── Raw data ──

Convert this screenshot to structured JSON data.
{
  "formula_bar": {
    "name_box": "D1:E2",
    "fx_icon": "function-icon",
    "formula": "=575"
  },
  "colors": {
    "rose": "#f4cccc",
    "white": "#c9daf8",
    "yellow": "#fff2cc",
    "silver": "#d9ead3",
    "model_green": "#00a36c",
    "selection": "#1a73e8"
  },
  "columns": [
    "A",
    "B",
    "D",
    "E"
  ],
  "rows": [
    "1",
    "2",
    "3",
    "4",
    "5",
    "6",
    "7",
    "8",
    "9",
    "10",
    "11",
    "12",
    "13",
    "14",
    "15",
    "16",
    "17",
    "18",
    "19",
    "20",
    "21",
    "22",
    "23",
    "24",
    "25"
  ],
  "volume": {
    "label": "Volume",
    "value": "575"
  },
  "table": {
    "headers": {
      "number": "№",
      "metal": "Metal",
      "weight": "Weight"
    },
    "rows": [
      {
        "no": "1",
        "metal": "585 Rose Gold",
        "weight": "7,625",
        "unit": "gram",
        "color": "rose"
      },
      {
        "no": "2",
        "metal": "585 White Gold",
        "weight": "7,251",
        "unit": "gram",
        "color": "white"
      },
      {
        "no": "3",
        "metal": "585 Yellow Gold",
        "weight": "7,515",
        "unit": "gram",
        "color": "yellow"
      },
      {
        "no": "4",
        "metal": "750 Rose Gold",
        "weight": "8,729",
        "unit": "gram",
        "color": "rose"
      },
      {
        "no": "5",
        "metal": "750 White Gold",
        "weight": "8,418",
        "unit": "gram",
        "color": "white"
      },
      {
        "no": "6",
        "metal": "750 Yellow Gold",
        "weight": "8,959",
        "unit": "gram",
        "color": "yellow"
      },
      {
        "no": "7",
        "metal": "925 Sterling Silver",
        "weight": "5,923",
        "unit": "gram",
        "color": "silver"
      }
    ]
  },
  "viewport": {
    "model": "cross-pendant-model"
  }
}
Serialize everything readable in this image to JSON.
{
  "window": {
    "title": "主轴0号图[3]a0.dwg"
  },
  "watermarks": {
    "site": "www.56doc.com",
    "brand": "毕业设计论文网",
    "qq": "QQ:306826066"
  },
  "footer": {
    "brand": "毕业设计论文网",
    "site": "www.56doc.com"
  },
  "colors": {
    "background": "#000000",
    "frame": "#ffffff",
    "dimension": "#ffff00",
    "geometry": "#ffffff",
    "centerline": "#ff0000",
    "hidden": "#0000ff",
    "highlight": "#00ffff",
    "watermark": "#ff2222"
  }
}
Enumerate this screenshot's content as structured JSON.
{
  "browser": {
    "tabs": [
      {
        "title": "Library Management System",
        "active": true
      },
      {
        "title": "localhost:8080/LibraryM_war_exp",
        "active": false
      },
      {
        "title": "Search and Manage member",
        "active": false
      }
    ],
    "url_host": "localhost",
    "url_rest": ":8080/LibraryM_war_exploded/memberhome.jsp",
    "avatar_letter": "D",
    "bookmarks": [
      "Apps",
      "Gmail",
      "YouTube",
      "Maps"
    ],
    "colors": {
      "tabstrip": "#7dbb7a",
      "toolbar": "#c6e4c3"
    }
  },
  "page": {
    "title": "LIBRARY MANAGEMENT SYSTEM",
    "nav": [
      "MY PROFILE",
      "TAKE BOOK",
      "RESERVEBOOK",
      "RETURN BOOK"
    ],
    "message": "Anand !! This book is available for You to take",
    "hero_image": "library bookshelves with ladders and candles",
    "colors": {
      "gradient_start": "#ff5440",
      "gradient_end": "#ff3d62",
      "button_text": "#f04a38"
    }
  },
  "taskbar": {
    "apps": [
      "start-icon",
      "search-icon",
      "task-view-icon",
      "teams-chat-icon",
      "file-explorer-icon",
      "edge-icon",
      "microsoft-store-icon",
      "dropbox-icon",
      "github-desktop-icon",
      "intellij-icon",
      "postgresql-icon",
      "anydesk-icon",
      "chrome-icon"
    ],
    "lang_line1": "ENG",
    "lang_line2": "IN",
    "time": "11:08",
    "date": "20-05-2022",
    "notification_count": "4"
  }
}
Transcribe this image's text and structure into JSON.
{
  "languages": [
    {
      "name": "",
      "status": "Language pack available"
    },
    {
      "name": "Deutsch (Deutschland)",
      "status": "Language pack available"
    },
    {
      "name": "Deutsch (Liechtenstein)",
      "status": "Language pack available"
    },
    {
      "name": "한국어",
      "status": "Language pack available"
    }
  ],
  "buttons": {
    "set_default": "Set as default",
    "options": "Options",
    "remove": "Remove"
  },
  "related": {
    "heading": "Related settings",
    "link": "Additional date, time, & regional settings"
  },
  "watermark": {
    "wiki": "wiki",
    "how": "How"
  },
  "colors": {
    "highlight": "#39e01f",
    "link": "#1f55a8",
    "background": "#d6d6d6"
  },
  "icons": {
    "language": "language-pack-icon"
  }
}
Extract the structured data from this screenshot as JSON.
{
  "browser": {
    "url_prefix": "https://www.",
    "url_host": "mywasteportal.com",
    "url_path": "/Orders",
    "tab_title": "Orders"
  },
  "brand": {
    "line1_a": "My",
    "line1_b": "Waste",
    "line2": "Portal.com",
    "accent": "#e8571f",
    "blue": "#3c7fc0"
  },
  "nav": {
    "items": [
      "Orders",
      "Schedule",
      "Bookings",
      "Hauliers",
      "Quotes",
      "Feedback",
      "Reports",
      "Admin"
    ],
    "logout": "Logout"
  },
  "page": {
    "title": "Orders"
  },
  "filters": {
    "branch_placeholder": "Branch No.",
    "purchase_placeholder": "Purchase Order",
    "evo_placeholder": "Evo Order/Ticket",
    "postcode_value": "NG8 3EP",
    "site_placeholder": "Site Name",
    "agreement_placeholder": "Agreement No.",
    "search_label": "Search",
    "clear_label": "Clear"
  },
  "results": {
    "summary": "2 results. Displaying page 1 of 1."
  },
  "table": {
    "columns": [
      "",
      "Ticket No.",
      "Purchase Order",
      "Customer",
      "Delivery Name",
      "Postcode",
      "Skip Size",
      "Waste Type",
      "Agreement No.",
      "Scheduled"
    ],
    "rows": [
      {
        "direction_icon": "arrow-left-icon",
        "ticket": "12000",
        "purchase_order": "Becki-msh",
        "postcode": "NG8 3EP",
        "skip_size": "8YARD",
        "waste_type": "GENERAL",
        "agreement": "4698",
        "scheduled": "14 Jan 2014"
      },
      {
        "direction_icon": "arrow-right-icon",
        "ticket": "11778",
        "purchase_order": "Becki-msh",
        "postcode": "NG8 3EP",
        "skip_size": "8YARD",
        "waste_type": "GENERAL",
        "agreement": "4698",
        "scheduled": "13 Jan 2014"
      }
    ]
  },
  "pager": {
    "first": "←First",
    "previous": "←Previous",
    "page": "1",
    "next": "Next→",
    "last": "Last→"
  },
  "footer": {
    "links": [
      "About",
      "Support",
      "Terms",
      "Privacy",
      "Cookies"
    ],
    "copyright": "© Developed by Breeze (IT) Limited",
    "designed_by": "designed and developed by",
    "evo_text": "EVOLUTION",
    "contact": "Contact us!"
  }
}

───

Above are the records; copy every line in them that holds the word "Orders".

■ Solution for this exercise:
    "url_path": "/Orders",
    "tab_title": "Orders"
      "Orders",
    "title": "Orders"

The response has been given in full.